TASK PROMPT
Would you return the complete listing below word for word?

PROVIDED RECORDS
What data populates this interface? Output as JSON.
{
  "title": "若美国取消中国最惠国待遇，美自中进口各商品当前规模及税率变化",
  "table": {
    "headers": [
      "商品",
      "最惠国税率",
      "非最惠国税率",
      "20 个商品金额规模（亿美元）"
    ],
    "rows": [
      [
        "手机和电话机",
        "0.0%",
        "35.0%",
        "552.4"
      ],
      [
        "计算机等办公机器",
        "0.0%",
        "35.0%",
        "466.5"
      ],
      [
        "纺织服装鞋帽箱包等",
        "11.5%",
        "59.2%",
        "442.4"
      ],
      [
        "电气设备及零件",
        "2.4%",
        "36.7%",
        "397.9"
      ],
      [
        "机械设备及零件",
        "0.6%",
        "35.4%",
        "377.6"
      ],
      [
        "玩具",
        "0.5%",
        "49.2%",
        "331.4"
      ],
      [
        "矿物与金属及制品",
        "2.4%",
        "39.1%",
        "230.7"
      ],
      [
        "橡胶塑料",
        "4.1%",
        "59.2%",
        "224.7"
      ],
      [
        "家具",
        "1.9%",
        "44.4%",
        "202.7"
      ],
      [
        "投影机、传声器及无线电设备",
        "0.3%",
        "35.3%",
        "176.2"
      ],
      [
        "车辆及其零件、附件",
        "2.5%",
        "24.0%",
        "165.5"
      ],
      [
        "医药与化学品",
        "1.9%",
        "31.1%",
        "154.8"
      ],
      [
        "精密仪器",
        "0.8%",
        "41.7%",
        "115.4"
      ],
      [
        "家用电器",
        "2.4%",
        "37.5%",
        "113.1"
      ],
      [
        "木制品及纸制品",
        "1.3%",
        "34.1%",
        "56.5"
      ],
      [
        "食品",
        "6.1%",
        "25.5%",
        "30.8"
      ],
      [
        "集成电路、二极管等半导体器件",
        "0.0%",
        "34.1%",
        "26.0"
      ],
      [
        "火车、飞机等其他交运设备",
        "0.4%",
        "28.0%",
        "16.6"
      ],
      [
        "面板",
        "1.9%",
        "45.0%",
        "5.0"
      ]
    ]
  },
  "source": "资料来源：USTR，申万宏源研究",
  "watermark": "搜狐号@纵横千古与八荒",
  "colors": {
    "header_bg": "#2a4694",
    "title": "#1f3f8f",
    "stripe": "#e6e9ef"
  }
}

REPLY
What data populates this interface? Output as JSON.
{
  "title": "若美国取消中国最惠国待遇，美自中进口各商品当前规模及税率变化",
  "table": {
    "headers": [
      "商品",
      "最惠国税率",
      "非最惠国税率",
      "20 个商品金额规模（亿美元）"
    ],
    "rows": [
      [
        "手机和电话机",
        "0.0%",
        "35.0%",
        "552.4"
      ],
      [
        "计算机等办公机器",
        "0.0%",
        "35.0%",
        "466.5"
      ],
      [
        "纺织服装鞋帽箱包等",
        "11.5%",
        "59.2%",
        "442.4"
      ],
      [
        "电气设备及零件",
        "2.4%",
        "36.7%",
        "397.9"
      ],
      [
        "机械设备及零件",
        "0.6%",
        "35.4%",
        "377.6"
      ],
      [
        "玩具",
        "0.5%",
        "49.2%",
        "331.4"
      ],
      [
        "矿物与金属及制品",
        "2.4%",
        "39.1%",
        "230.7"
      ],
      [
        "橡胶塑料",
        "4.1%",
        "59.2%",
        "224.7"
      ],
      [
        "家具",
        "1.9%",
        "44.4%",
        "202.7"
      ],
      [
        "投影机、传声器及无线电设备",
        "0.3%",
        "35.3%",
        "176.2"
      ],
      [
        "车辆及其零件、附件",
        "2.5%",
        "24.0%",
        "165.5"
      ],
      [
        "医药与化学品",
        "1.9%",
        "31.1%",
        "154.8"
      ],
      [
        "精密仪器",
        "0.8%",
        "41.7%",
        "115.4"
      ],
      [
        "家用电器",
        "2.4%",
        "37.5%",
        "113.1"
      ],
      [
        "木制品及纸制品",
        "1.3%",
        "34.1%",
        "56.5"
      ],
      [
        "食品",
        "6.1%",
        "25.5%",
        "30.8"
      ],
      [
        "集成电路、二极管等半导体器件",
        "0.0%",
        "34.1%",
        "26.0"
      ],
      [
        "火车、飞机等其他交运设备",
        "0.4%",
        "28.0%",
        "16.6"
      ],
      [
        "面板",
        "1.9%",
        "45.0%",
        "5.0"
      ]
    ]
  },
  "source": "资料来源：USTR，申万宏源研究",
  "watermark": "搜狐号@纵横千古与八荒",
  "colors": {
    "header_bg": "#2a4694",
    "title": "#1f3f8f",
    "stripe": "#e6e9ef"
  }
}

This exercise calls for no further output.